Print all of the items below again, line for line, without changing a single character.
──────
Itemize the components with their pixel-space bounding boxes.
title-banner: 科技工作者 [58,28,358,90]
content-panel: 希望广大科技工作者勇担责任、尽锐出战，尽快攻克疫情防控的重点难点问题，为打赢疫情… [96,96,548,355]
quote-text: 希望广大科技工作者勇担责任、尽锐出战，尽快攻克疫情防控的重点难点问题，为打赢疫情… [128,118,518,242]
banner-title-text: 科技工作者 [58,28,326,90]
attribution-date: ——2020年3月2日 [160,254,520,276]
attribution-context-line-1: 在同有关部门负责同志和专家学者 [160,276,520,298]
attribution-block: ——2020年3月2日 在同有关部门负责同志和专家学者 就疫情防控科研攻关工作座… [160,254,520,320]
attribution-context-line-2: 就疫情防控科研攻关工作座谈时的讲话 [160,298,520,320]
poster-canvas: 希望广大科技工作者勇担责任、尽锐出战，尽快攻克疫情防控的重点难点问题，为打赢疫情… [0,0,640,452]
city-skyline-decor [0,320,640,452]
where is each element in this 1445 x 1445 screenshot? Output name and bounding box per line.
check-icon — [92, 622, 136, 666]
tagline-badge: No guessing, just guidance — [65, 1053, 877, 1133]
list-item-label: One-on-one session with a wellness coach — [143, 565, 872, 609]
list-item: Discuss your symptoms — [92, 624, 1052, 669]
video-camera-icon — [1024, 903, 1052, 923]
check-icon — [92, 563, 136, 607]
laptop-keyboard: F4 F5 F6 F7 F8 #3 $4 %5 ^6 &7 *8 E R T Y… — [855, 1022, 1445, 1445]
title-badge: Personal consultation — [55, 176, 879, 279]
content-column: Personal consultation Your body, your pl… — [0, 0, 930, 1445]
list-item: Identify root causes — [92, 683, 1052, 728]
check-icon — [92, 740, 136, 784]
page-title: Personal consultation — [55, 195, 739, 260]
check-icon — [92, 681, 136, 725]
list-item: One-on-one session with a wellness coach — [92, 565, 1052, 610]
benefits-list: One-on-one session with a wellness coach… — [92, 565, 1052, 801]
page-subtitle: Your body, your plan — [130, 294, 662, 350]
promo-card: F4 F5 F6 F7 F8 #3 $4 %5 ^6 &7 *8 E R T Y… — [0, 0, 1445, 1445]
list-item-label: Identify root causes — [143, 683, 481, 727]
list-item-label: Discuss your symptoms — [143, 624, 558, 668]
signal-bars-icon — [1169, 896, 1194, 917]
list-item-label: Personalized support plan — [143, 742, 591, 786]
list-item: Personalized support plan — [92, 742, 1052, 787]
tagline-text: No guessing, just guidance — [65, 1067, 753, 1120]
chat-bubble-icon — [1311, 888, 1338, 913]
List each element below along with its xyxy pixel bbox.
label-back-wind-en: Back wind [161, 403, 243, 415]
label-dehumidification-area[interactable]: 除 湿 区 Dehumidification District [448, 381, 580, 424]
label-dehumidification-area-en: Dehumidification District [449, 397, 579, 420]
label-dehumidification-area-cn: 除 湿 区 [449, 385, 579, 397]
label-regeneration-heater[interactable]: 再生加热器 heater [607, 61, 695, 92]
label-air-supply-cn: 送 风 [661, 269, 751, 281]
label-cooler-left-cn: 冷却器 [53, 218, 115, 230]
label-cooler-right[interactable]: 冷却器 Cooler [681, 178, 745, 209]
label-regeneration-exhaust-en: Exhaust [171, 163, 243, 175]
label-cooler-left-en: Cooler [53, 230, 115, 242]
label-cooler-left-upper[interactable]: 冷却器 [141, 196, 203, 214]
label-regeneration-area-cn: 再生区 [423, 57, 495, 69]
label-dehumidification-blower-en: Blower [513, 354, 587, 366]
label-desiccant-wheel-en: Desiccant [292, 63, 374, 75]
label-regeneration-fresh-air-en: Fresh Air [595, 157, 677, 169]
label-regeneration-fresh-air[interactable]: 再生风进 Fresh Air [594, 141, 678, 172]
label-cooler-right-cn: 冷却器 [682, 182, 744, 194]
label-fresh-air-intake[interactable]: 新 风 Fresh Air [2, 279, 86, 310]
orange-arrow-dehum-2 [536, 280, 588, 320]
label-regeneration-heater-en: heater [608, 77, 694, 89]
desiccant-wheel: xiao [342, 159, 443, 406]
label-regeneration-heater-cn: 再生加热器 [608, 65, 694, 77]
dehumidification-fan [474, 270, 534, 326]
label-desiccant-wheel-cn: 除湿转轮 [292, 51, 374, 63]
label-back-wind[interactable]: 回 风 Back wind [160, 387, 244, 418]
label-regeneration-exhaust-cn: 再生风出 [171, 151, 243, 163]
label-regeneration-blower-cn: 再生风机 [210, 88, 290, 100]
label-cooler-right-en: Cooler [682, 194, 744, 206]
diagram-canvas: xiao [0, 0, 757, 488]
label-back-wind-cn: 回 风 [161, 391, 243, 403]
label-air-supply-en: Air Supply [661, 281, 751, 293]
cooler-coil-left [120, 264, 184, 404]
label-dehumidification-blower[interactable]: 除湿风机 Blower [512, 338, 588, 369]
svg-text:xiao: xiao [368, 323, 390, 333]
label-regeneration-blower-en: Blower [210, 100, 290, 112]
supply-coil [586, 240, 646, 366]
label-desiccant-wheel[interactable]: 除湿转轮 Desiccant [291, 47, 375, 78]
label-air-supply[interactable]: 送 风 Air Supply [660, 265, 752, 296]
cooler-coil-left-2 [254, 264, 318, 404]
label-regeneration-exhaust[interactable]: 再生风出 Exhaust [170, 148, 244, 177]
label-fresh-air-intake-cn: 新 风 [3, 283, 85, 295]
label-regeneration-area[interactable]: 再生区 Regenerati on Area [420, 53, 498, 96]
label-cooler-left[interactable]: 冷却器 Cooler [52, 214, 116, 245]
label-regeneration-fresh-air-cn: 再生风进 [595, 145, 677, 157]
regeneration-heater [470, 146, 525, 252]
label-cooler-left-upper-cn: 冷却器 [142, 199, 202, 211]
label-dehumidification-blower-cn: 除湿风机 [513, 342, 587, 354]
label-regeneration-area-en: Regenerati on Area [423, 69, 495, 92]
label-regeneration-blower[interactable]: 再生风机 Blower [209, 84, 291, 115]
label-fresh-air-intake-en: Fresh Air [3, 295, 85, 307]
──────
• [Result]
Itemize the components with their pixel-space bounding boxes.
title-banner: 科技工作者 [58,28,358,90]
content-panel: 希望广大科技工作者勇担责任、尽锐出战，尽快攻克疫情防控的重点难点问题，为打赢疫情… [96,96,548,355]
quote-text: 希望广大科技工作者勇担责任、尽锐出战，尽快攻克疫情防控的重点难点问题，为打赢疫情… [128,118,518,242]
banner-title-text: 科技工作者 [58,28,326,90]
attribution-date: ——2020年3月2日 [160,254,520,276]
attribution-context-line-1: 在同有关部门负责同志和专家学者 [160,276,520,298]
attribution-block: ——2020年3月2日 在同有关部门负责同志和专家学者 就疫情防控科研攻关工作座… [160,254,520,320]
attribution-context-line-2: 就疫情防控科研攻关工作座谈时的讲话 [160,298,520,320]
poster-canvas: 希望广大科技工作者勇担责任、尽锐出战，尽快攻克疫情防控的重点难点问题，为打赢疫情… [0,0,640,452]
city-skyline-decor [0,320,640,452]
where is each element in this 1445 x 1445 screenshot? Output name and bounding box per line.
check-icon — [92, 622, 136, 666]
tagline-badge: No guessing, just guidance — [65, 1053, 877, 1133]
list-item-label: One-on-one session with a wellness coach — [143, 565, 872, 609]
list-item: Discuss your symptoms — [92, 624, 1052, 669]
video-camera-icon — [1024, 903, 1052, 923]
check-icon — [92, 563, 136, 607]
laptop-keyboard: F4 F5 F6 F7 F8 #3 $4 %5 ^6 &7 *8 E R T Y… — [855, 1022, 1445, 1445]
title-badge: Personal consultation — [55, 176, 879, 279]
content-column: Personal consultation Your body, your pl… — [0, 0, 930, 1445]
list-item: Identify root causes — [92, 683, 1052, 728]
check-icon — [92, 740, 136, 784]
page-title: Personal consultation — [55, 195, 739, 260]
check-icon — [92, 681, 136, 725]
list-item: One-on-one session with a wellness coach — [92, 565, 1052, 610]
benefits-list: One-on-one session with a wellness coach… — [92, 565, 1052, 801]
page-subtitle: Your body, your plan — [130, 294, 662, 350]
promo-card: F4 F5 F6 F7 F8 #3 $4 %5 ^6 &7 *8 E R T Y… — [0, 0, 1445, 1445]
list-item-label: Identify root causes — [143, 683, 481, 727]
list-item-label: Discuss your symptoms — [143, 624, 558, 668]
signal-bars-icon — [1169, 896, 1194, 917]
list-item-label: Personalized support plan — [143, 742, 591, 786]
list-item: Personalized support plan — [92, 742, 1052, 787]
tagline-text: No guessing, just guidance — [65, 1067, 753, 1120]
chat-bubble-icon — [1311, 888, 1338, 913]
List each element below along with its xyxy pixel bbox.
label-back-wind-en: Back wind [161, 403, 243, 415]
label-dehumidification-area[interactable]: 除 湿 区 Dehumidification District [448, 381, 580, 424]
label-dehumidification-area-en: Dehumidification District [449, 397, 579, 420]
label-dehumidification-area-cn: 除 湿 区 [449, 385, 579, 397]
label-regeneration-heater[interactable]: 再生加热器 heater [607, 61, 695, 92]
label-air-supply-cn: 送 风 [661, 269, 751, 281]
label-cooler-left-cn: 冷却器 [53, 218, 115, 230]
label-cooler-right[interactable]: 冷却器 Cooler [681, 178, 745, 209]
label-regeneration-exhaust-en: Exhaust [171, 163, 243, 175]
label-cooler-left-en: Cooler [53, 230, 115, 242]
label-cooler-left-upper[interactable]: 冷却器 [141, 196, 203, 214]
label-regeneration-area-cn: 再生区 [423, 57, 495, 69]
label-dehumidification-blower-en: Blower [513, 354, 587, 366]
label-desiccant-wheel-en: Desiccant [292, 63, 374, 75]
label-regeneration-fresh-air-en: Fresh Air [595, 157, 677, 169]
label-regeneration-fresh-air[interactable]: 再生风进 Fresh Air [594, 141, 678, 172]
label-cooler-right-cn: 冷却器 [682, 182, 744, 194]
label-fresh-air-intake[interactable]: 新 风 Fresh Air [2, 279, 86, 310]
orange-arrow-dehum-2 [536, 280, 588, 320]
label-regeneration-heater-en: heater [608, 77, 694, 89]
desiccant-wheel: xiao [342, 159, 443, 406]
label-regeneration-heater-cn: 再生加热器 [608, 65, 694, 77]
dehumidification-fan [474, 270, 534, 326]
label-desiccant-wheel-cn: 除湿转轮 [292, 51, 374, 63]
label-back-wind[interactable]: 回 风 Back wind [160, 387, 244, 418]
label-regeneration-exhaust-cn: 再生风出 [171, 151, 243, 163]
label-regeneration-blower-cn: 再生风机 [210, 88, 290, 100]
label-cooler-right-en: Cooler [682, 194, 744, 206]
diagram-canvas: xiao [0, 0, 757, 488]
label-back-wind-cn: 回 风 [161, 391, 243, 403]
label-air-supply-en: Air Supply [661, 281, 751, 293]
cooler-coil-left [120, 264, 184, 404]
label-dehumidification-blower[interactable]: 除湿风机 Blower [512, 338, 588, 369]
svg-text:xiao: xiao [368, 323, 390, 333]
label-regeneration-blower-en: Blower [210, 100, 290, 112]
supply-coil [586, 240, 646, 366]
label-desiccant-wheel[interactable]: 除湿转轮 Desiccant [291, 47, 375, 78]
label-air-supply[interactable]: 送 风 Air Supply [660, 265, 752, 296]
cooler-coil-left-2 [254, 264, 318, 404]
label-regeneration-exhaust[interactable]: 再生风出 Exhaust [170, 148, 244, 177]
label-fresh-air-intake-cn: 新 风 [3, 283, 85, 295]
label-regeneration-area[interactable]: 再生区 Regenerati on Area [420, 53, 498, 96]
label-cooler-left[interactable]: 冷却器 Cooler [52, 214, 116, 245]
label-regeneration-fresh-air-cn: 再生风进 [595, 145, 677, 157]
regeneration-heater [470, 146, 525, 252]
label-cooler-left-upper-cn: 冷却器 [142, 199, 202, 211]
label-dehumidification-blower-cn: 除湿风机 [513, 342, 587, 354]
label-regeneration-area-en: Regenerati on Area [423, 69, 495, 92]
label-regeneration-blower[interactable]: 再生风机 Blower [209, 84, 291, 115]
label-fresh-air-intake-en: Fresh Air [3, 295, 85, 307]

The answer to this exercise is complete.